> _Sélection_:
================

Après 17 ans de détours et d’impasses, Galileo est enfin parvenu à destination. Certes, le système de navigation par satellite européen, dont la conception a débuté en 1999, s’est présenté au rendez-vous avec sept ans de retard, mais il est bel et bien entré en fonction le 15 décembre 2016. Pour l’heure, ses 18 satellites – ils seront une trentaine en 2020 – sont couplés à ceux du GPS (Global Positioning System) américain, qu’il espère concurrencer à terme sur le Vieux Continent.
Retombées économiques
Le programme Galileo, mené par l’Union européenne et l’ESA (l’agence spatiale européenne) devrait coûter 10 milliards d’euros au total, mais la Commission européenne estime que ses retombées économiques compenseront largement cet investissement. « Selon les études les plus récentes, menées par PwC et GSA, les retombées seront de 90 milliards d’euros durant les 20 premières années de développement. Galileo créerait aussi 1000 emplois directs et 20000 à 140000 emplois indirects », explique Pascale Joanin, directrice générale de la Fondation Robert Schuman. Selon l’Union européenne, 7% du PIB européen dépendent déjà des systèmes de positionnement par satellite et ce taux pourrait grimper à 30% d’ici 2030. « Le marché international du positionnement par satellite devrait atteindre 244 milliards d’ici 2020 et ses marchés associés croissent déjà de 25% par an », ajoute Pascale Joanin. Il faut dire que les débouchés commerciaux sont nombreux. « Galileo va aider les industriels européens à développer de nouveaux services dans la voiture autonome, les transports ou encore l’agriculture et l’assurance », explique Jean-Yves Le Gall, président du Centre national d’études spatiales (CNES). Selon une étude menée par l’Union européenne en 2013, les ventes de puces pour la navigation par satellite sur la période 2013-2023 devraient majoritairement concerner les smartphones (53,2%), devant l’automobile (32%), les géomètres-topographes (4,5%), l’agriculture (1,9%), le transport maritime (1,1%), l’aviation (1%) et le rail (0,2%).

================

> _Extrait des données_:
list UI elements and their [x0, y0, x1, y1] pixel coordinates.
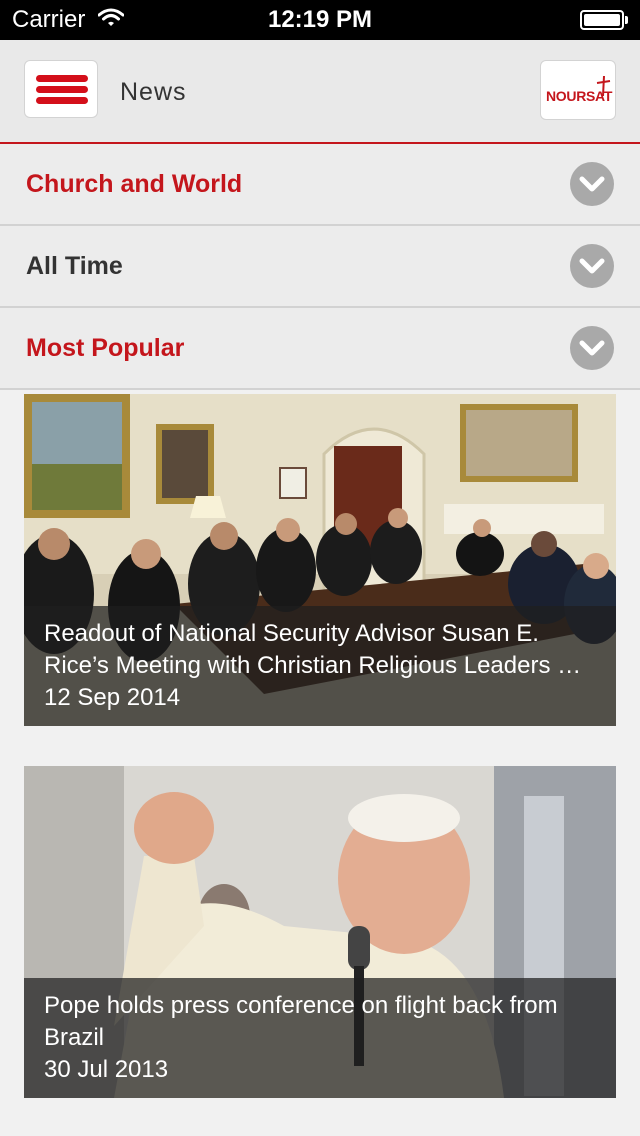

================

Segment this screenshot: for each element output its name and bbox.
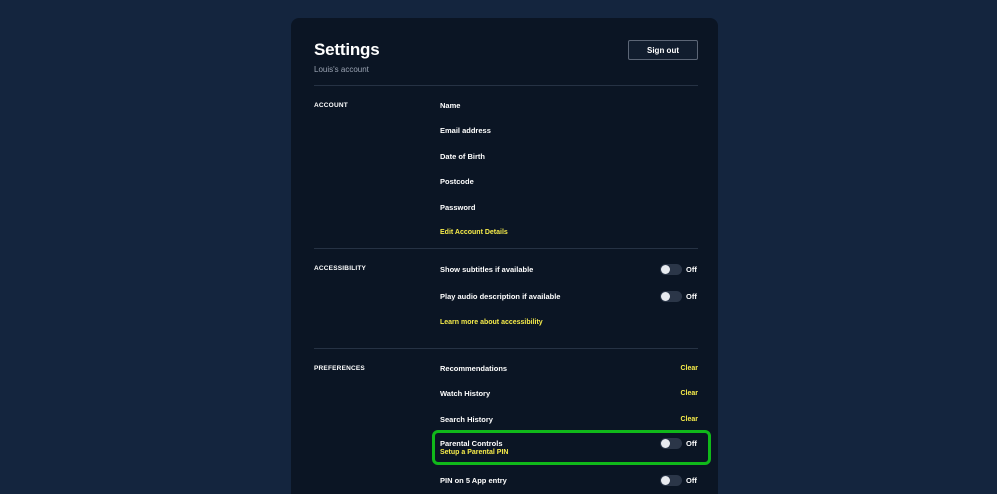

================

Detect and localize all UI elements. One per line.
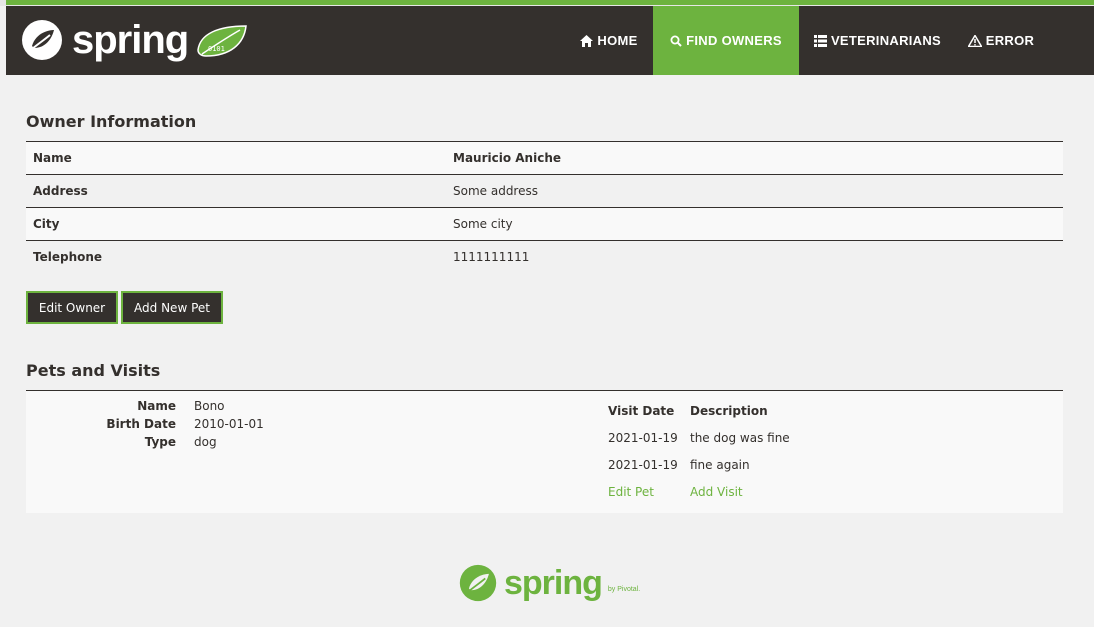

================

> _Consignes_:
1. Reformulez sous forme de liste le paragraphe de l'extrait sur Galileo qui commence par « Le programme Galileo, mené par l'Union européenne », en conservant ses faits principaux.
2. Transcrivez à l'identique le passage de l'extrait sur Galileo compris entre « Après 17 ans » et « le Vieux Continent. », ces deux passages inclus.
3. Répondez aux questions suivantes d'après l'extrait sur Galileo.
(a) À quelle date Galileo est-il entré en fonction ?
(b) Combien le programme Galileo devrait-il coûter au total ?
(c) Quelle part des ventes de puces pour la navigation par satellite devrait concerner l'automobile sur la période 2013-2023 ?

> _Corrigés_:
1.
- Le programme Galileo est mené par l'Union européenne et l'ESA. Il devrait coûter 10 milliards d'euros au total. La Commission européenne estime que ses retombées économiques compenseront largement cet investissement.
- D'après des études de PwC et GSA citées par Pascale Joanin (Fondation Robert Schuman), les retombées atteindraient 90 milliards d'euros sur les 20 premières années. Galileo créerait aussi 1000 emplois directs et de 20000 à 140000 emplois indirects.
- Selon l'Union européenne, 7 % du PIB européen dépendent déjà du positionnement par satellite. Cette part pourrait atteindre 30 % d'ici 2030.
- Le marché international du positionnement par satellite devrait atteindre 244 milliards d'ici 2020. Ses marchés associés croissent de 25 % par an.
- Selon Jean-Yves Le Gall (CNES), Galileo aidera les industriels européens à développer de nouveaux services dans plusieurs domaines : la voiture autonome, les transports, l'agriculture et l'assurance.
- Une étude de l'Union européenne de 2013 prévoit la répartition des ventes de puces de navigation par satellite sur 2013-2023 :
  - smartphones : 53,2 %
  - automobile : 32 %
  - géomètres-topographes : 4,5 %
  - agriculture : 1,9 %
  - transport maritime : 1,1 %
  - aviation : 1 %
  - rail : 0,2 %

2.
Après 17 ans de détours et d’impasses, Galileo est enfin parvenu à destination. Certes, le système de navigation par satellite européen, dont la conception a débuté en 1999, s’est présenté au rendez-vous avec sept ans de retard, mais il est bel et bien entré en fonction le 15 décembre 2016. Pour l’heure, ses 18 satellites – ils seront une trentaine en 2020 – sont couplés à ceux du GPS (Global Positioning System) américain, qu’il espère concurrencer à terme sur le Vieux Continent.

3.
(a) Le 15 décembre 2016.
(b) 10 milliards d'euros.
(c) 32 %.